The fires of San Francisco (includes exclusive chapter)
Every boomtown, put together in days and weeks with nothing but canvas and timber, had its share of fires - but none more so than San Francisco.
Quintus Hopper of Nevada, published in January 2022, is a historical novel that follows the epic and peculiar life of a frontier newspaper typesetter. As part of my research I made extensive use of newspaper archives and, in this series, I’ll share some of my often surprising findings. Here are history, commentaries and contemporary newspaper articles as they relate to my latest novel. This time, a look at the early San Francisco fires.
The boy Quintus Hopper becomes a printer’s devil (an apprentice) for booming San Francisco’s big paper, the Daily Alta California. Every boomtown, put together in days and weeks with nothing but canvas and timber, had its share of fires. But San Francisco stood out from every other place as it had grown at an incredible pace, and in that time brought together thousands upon thousands of people and tremendous wealth. In the early years, nothing was built for safety. In fact, Thomas O. Larkin was the first to build a brick house in San Francisco (in the novel it is the place of home for young Quintus). And so the city experienced a series of fires, more than a few due to arson (the infamous Sydney Ducks the likely culprits). The fires are simply mentioned in the novel – but an early version of the manuscript contained a whole chapter about the great fire of June 22, 1851 (you'll find that chapter below the newspaper article, published here exclusively). The fire devastated San Francisco, and also destroyed the offices of the Daily Alta California, the paper in whose employment Quintus works as a printer’s devil. Here the Alta itself reports on the incendiary affair the day after the disaster.
June 23, 1851
Daily Alta California, San Francisco
Our Office. – By the disastrous fire which occurred yesterday our pecuniary loss has been about sixty thousand dollars – our prospective losses we cannot state. We have saved however enough to continue the publication of our paper, which will be issued hereafter regularly as before. Our office for the present will be in the California Exchange, in the office of Berford & Co’s Express, where all advertisements and orders will be attended to as usual.

- WRITTEN PROBLEM 1: Summarize the piece on the early San Francisco fires in two sentences.
The text and the listing have no connection to each other.

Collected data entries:
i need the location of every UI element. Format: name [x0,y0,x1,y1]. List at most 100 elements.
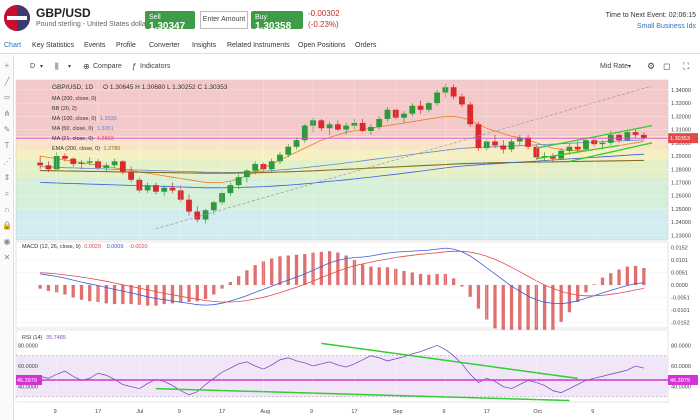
rsi-band [16,355,668,397]
macd-histogram-bar [71,285,75,298]
indicator-value: 1.2780 [103,146,121,152]
tab-converter[interactable]: Converter [149,42,180,49]
sell-label: Sell [149,14,161,21]
moving-average-line [40,159,644,174]
interval-select[interactable]: D [30,63,36,70]
settings-icon[interactable]: ⚙ [647,61,656,71]
y-tick-label-left: 80.0000 [18,343,38,349]
tab-profile[interactable]: Profile [116,42,136,49]
change-percent: (-0.23%) [308,20,339,29]
brush-icon[interactable]: ✎ [3,125,11,134]
indicator-ma-100: MA (100, close, 0) 1.3030 [52,116,119,122]
indicator-value: 1.3051 [96,126,114,132]
candle-body [268,161,275,170]
y-tick-label: 80.0000 [671,343,691,349]
y-tick-label: -0.0051 [671,296,690,302]
screenshot-icon[interactable]: ◻ [663,61,671,71]
instrument-symbol: GBP/USD [36,6,91,20]
macd-histogram-bar [600,277,605,285]
macd-histogram-bar [79,285,84,300]
tab-key-statistics[interactable]: Key Statistics [32,42,75,49]
next-event-link[interactable]: Small Business Idx [636,23,696,30]
last-price-badge [668,133,698,144]
rsi-level-label-right: 46.3979 [670,378,690,384]
macd-histogram-bar [344,255,348,285]
pattern-icon[interactable]: ⋰ [3,157,11,166]
candle-body [243,170,250,178]
crosshair-icon[interactable]: + [4,61,10,70]
main-panel-border [15,79,669,241]
macd-histogram-bar [476,285,481,309]
macd-histogram-bar [385,267,390,285]
macd-histogram-bar [38,285,42,289]
chevron-down-icon[interactable]: ▾ [40,64,44,70]
x-tick-label: 17 [484,409,490,415]
x-tick-label: 17 [351,409,357,415]
buy-button[interactable]: Buy 1.30358 [251,11,303,32]
candle-body [467,104,474,125]
tab-insights[interactable]: Insights [192,42,217,49]
candle-body [210,202,217,211]
macd-legend: MACD (12, 26, close, 9) 0.0029 0.0009 -0… [22,244,150,250]
horizontal-line-icon[interactable]: ═ [4,93,10,102]
candle-body [202,210,209,220]
candle-body [119,161,126,172]
x-tick-label: 9 [54,409,57,415]
y-tick-label: 1.33000 [671,101,691,107]
lock-icon[interactable]: 🔒 [2,221,12,230]
amount-input[interactable]: Enter Amount [200,11,248,29]
trendline [569,142,653,162]
macd-histogram-bar [88,285,92,302]
zoom-icon[interactable]: ⌕ [4,189,10,198]
macd-histogram-bar [551,285,555,330]
chevron-down-icon[interactable]: ▾ [628,64,632,70]
tab-open-positions[interactable]: Open Positions [298,42,346,49]
y-tick-label: 1.32000 [671,114,691,120]
indicator-ema-200: EMA (200, close, 0) 1.2780 [52,146,122,152]
candle-body [616,134,622,141]
indicators-button[interactable]: Indicators [140,63,171,70]
tab-events[interactable]: Events [84,42,106,49]
macd-histogram-bar [112,285,117,305]
measure-icon[interactable]: ⇕ [3,173,11,182]
y-tick-label-left: 40.0000 [18,385,38,391]
macd-histogram-bar [361,264,365,285]
chevron-down-icon[interactable]: ▾ [68,64,72,70]
price-mode-select[interactable]: Mid Rate [600,63,629,70]
macd-histogram-bar [576,285,580,302]
sell-button[interactable]: Sell 1.30347 [145,11,195,32]
tab-related-instruments[interactable]: Related Instruments [227,42,290,49]
macd-line [40,250,644,303]
candle-body [624,132,631,141]
macd-histogram-bar [468,285,472,297]
candle-type-icon[interactable]: ⫼ [55,62,59,71]
candle-body [508,141,515,150]
macd-histogram-bar [542,285,547,337]
text-icon[interactable]: T [4,141,10,150]
eye-icon[interactable]: ◉ [3,237,11,246]
fullscreen-icon[interactable]: ⛶ [683,61,690,71]
trash-icon[interactable]: ✕ [3,253,11,262]
candle-body [640,134,647,139]
trendline-icon[interactable]: ╱ [4,77,10,86]
macd-histogram-bar [617,269,621,285]
pitchfork-icon[interactable]: ⋔ [3,109,11,118]
candle-body [549,156,556,159]
y-tick-label: 1.27000 [671,180,691,186]
x-tick-label: 9 [442,409,445,415]
x-tick-label: 17 [219,409,225,415]
candle-body [541,156,548,158]
next-event-time: 02:06:15 [668,12,696,19]
y-tick-label: 1.23000 [671,233,691,239]
tab-bar: Chart Key Statistics Events Profile Conv… [0,38,700,54]
macd-histogram-bar [526,285,530,344]
macd-line [40,247,644,306]
macd-histogram-bar [518,285,522,344]
tab-chart[interactable]: Chart [4,42,22,49]
candle-body [227,185,234,194]
indicator-name: MA (100, close, 0) [52,116,97,122]
compare-button[interactable]: Compare [93,63,122,70]
tab-orders[interactable]: Orders [355,42,377,49]
magnet-icon[interactable]: ∩ [4,205,10,214]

- WRITTEN PROBLEM 2: Recast the listing entries between the lines holding "rsi-band [16,355,668,397]" and "macd-histogram-bar [38,285,42,289]", inclusive, as a numbered list.

- RESPONSE 1: Tied to the historical novel Quintus Hopper of Nevada, the piece explains that San Francisco grew at an incredible pace with nothing built for safety and suffered a series of fires, more than a few due to arson. The great fire of June 22, 1851, destroyed the offices of the Daily Alta California, which reported the next day a loss of about sixty thousand dollars and promised to keep publishing from the California Exchange.

- RESPONSE 2:
1. rsi-band [16,355,668,397]
2. macd-histogram-bar [71,285,75,298]
3. indicator-value: 1.2780 [103,146,121,152]
4. tab-converter[interactable]: Converter [149,42,180,49]
5. sell-label: Sell [149,14,161,21]
6. moving-average-line [40,159,644,174]
7. interval-select[interactable]: D [30,63,36,70]
8. settings-icon[interactable]: ⚙ [647,61,656,71]
9. y-tick-label-left: 80.0000 [18,343,38,349]
10. tab-profile[interactable]: Profile [116,42,136,49]
11. change-percent: (-0.23%) [308,20,339,29]
12. brush-icon[interactable]: ✎ [3,125,11,134]
13. indicator-ma-100: MA (100, close, 0) 1.3030 [52,116,119,122]
14. indicator-value: 1.3051 [96,126,114,132]
15. candle-body [268,161,275,170]
16. y-tick-label: 80.0000 [671,343,691,349]
17. y-tick-label: -0.0051 [671,296,690,302]
18. screenshot-icon[interactable]: ◻ [663,61,671,71]
19. instrument-symbol: GBP/USD [36,6,91,20]
20. macd-histogram-bar [600,277,605,285]
21. macd-histogram-bar [79,285,84,300]
22. tab-key-statistics[interactable]: Key Statistics [32,42,75,49]
23. next-event-link[interactable]: Small Business Idx [636,23,696,30]
24. last-price-badge [668,133,698,144]
25. rsi-level-label-right: 46.3979 [670,378,690,384]
26. macd-histogram-bar [344,255,348,285]
27. pattern-icon[interactable]: ⋰ [3,157,11,166]
28. candle-body [243,170,250,178]
29. crosshair-icon[interactable]: + [4,61,10,70]
30. main-panel-border [15,79,669,241]
31. macd-histogram-bar [476,285,481,309]
32. macd-histogram-bar [385,267,390,285]
33. macd-histogram-bar [38,285,42,289]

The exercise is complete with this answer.